TASK DETAILS:
Look below. Copy each line that has "subtitle" in it.

Dataset excerpts
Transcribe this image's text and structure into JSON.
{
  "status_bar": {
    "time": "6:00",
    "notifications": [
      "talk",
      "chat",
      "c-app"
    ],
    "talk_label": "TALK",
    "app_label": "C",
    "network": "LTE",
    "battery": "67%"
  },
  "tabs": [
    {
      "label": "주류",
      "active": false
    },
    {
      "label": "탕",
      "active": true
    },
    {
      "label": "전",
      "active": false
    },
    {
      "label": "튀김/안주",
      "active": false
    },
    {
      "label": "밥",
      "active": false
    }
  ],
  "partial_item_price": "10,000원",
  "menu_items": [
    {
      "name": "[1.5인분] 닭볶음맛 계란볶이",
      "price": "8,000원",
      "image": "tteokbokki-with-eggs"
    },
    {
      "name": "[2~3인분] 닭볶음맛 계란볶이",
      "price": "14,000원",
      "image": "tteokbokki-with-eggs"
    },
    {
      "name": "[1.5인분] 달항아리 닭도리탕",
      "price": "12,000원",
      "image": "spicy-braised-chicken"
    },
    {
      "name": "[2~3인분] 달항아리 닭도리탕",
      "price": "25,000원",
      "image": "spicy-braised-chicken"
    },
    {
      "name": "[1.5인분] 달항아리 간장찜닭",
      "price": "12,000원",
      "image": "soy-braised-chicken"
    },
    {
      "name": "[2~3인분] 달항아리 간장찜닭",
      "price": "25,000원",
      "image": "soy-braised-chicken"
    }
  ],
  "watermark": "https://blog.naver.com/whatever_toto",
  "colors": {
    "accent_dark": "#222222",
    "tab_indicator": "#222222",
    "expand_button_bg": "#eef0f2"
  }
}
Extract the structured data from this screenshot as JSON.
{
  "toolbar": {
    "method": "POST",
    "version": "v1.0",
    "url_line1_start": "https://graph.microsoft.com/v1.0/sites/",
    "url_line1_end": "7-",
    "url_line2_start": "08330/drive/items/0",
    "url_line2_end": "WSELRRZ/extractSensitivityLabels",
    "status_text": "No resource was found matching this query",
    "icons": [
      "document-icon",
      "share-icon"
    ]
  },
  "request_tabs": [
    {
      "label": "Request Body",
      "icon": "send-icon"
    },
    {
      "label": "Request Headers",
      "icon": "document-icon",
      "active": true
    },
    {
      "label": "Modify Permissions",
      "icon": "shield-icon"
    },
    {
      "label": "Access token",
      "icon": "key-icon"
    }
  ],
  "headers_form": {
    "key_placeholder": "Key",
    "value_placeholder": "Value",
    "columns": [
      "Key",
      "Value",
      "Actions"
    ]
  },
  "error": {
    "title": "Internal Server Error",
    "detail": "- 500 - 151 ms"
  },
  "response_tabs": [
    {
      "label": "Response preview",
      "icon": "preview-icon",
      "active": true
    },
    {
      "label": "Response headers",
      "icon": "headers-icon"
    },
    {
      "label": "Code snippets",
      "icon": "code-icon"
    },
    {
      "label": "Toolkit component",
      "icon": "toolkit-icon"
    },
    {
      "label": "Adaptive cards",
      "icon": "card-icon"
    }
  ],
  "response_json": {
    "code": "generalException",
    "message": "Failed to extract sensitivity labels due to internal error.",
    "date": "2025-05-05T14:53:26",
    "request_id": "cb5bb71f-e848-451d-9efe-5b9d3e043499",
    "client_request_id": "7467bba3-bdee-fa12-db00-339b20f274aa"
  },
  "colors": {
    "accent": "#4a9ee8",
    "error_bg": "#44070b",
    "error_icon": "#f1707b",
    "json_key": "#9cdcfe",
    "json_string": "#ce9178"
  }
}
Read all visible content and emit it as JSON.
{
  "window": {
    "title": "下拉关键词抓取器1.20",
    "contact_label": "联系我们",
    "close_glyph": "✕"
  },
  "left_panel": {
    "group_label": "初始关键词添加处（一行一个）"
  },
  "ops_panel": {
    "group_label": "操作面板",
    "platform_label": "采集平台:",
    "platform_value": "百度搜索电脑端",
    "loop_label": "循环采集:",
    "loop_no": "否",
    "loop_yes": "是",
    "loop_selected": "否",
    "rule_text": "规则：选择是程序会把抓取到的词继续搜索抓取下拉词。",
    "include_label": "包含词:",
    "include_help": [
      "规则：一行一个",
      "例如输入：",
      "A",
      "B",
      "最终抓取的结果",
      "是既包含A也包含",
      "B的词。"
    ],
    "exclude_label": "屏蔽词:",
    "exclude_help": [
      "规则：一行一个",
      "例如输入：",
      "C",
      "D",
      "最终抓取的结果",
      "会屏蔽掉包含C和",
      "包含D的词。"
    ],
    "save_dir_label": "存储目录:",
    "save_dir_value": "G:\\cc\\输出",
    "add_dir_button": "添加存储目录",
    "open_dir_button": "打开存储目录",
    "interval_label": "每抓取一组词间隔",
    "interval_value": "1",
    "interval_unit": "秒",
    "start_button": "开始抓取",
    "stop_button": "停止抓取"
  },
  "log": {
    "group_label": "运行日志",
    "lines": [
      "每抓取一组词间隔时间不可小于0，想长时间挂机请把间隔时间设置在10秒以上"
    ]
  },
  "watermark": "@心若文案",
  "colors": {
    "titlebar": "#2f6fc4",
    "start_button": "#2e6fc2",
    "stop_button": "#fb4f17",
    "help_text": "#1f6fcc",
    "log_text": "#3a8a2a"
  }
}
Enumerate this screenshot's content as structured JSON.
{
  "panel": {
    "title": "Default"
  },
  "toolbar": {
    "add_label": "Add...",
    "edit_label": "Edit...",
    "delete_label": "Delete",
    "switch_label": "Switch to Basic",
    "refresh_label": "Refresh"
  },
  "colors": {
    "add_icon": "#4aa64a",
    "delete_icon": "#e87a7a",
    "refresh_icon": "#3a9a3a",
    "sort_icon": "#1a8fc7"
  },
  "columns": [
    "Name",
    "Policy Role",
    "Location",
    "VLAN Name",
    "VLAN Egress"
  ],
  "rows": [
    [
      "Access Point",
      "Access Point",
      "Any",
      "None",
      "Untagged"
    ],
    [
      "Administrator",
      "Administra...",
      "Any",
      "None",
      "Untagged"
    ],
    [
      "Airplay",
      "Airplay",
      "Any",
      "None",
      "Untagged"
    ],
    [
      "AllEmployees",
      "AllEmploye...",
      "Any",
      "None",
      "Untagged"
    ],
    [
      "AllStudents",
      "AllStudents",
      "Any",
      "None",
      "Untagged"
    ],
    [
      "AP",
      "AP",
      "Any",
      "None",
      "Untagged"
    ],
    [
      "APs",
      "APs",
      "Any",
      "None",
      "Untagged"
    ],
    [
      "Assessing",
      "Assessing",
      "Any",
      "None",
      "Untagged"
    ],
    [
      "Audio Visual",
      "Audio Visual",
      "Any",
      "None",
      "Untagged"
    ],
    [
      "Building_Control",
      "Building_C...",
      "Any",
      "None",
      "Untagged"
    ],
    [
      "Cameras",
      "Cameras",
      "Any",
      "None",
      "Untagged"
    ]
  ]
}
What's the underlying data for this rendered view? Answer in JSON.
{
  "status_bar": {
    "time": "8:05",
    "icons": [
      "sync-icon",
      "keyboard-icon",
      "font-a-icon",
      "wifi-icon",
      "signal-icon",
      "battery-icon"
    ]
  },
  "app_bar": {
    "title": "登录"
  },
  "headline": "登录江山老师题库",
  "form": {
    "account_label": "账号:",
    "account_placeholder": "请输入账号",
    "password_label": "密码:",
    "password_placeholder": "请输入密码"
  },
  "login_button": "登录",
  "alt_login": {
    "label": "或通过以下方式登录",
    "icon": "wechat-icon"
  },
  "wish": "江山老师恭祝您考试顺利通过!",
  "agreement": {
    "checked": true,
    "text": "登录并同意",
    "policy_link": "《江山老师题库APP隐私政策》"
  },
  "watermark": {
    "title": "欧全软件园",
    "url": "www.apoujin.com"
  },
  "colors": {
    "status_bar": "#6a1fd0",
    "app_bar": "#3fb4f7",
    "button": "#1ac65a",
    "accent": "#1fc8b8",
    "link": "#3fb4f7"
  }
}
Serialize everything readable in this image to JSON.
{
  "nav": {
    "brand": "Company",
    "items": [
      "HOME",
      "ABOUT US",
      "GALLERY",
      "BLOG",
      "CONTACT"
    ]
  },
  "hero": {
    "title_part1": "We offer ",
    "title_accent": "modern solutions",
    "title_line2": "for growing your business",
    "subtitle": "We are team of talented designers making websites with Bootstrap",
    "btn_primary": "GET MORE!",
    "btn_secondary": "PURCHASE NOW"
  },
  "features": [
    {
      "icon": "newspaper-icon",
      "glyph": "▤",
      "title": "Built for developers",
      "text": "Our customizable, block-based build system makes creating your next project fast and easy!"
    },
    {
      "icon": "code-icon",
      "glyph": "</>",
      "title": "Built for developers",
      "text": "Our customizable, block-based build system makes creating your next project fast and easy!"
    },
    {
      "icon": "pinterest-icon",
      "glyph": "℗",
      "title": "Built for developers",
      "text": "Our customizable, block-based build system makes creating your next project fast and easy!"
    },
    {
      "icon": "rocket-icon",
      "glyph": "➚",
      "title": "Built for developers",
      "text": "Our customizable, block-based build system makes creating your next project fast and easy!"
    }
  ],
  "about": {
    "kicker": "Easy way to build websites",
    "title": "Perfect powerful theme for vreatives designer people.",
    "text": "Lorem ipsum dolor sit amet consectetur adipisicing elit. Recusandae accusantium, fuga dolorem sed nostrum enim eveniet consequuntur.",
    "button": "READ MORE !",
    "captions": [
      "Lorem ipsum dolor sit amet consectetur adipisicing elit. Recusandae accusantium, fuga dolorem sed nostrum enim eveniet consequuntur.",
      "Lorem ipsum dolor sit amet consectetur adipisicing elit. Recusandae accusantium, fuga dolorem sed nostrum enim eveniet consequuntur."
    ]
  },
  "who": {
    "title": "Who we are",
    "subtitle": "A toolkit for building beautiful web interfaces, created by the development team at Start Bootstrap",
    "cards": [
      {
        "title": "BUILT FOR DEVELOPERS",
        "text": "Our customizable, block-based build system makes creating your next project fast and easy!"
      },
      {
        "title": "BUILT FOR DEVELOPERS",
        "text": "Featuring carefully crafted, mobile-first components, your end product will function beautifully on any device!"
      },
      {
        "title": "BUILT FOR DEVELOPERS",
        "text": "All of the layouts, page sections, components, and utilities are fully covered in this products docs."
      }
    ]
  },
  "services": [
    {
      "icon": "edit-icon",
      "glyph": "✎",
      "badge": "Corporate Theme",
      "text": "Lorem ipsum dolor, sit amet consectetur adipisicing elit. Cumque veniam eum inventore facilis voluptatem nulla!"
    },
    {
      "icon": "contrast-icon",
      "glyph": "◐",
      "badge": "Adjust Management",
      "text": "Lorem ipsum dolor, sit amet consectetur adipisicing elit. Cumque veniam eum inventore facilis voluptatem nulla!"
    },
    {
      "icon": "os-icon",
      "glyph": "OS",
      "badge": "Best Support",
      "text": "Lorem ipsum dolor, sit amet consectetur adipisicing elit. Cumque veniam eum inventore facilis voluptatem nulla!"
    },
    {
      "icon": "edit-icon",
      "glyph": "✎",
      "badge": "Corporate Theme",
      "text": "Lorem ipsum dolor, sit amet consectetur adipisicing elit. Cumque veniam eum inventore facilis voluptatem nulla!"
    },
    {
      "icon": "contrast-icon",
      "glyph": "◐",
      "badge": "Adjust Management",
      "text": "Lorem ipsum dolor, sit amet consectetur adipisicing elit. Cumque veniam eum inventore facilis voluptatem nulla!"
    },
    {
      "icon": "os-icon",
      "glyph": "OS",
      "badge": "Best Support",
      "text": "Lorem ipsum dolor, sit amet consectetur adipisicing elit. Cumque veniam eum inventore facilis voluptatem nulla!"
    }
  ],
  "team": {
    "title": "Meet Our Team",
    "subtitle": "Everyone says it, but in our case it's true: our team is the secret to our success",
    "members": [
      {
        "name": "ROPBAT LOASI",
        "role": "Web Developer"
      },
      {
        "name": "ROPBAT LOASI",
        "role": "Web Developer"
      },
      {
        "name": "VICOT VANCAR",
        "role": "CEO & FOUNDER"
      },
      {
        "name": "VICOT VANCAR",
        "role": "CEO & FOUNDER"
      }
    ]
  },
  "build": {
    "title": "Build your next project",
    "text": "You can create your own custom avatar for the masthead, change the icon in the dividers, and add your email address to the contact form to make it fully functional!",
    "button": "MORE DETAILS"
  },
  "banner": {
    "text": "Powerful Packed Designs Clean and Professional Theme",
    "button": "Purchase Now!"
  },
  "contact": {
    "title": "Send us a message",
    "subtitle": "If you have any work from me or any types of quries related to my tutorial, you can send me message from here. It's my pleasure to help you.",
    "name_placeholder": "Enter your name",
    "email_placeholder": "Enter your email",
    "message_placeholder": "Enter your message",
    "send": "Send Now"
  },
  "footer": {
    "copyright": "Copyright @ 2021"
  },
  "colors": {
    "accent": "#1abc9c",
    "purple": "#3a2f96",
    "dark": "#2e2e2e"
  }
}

SOLUTION TO THE EXERCISE:
    "subtitle": "We are team of talented designers making websites with Bootstrap",
    "subtitle": "A toolkit for building beautiful web interfaces, created by the development team at Start Bootstrap",
    "subtitle": "Everyone says it, but in our case it's true: our team is the secret to our success",
    "subtitle": "If you have any work from me or any types of quries related to my tutorial, you can send me message from here. It's my pleasure to help you.",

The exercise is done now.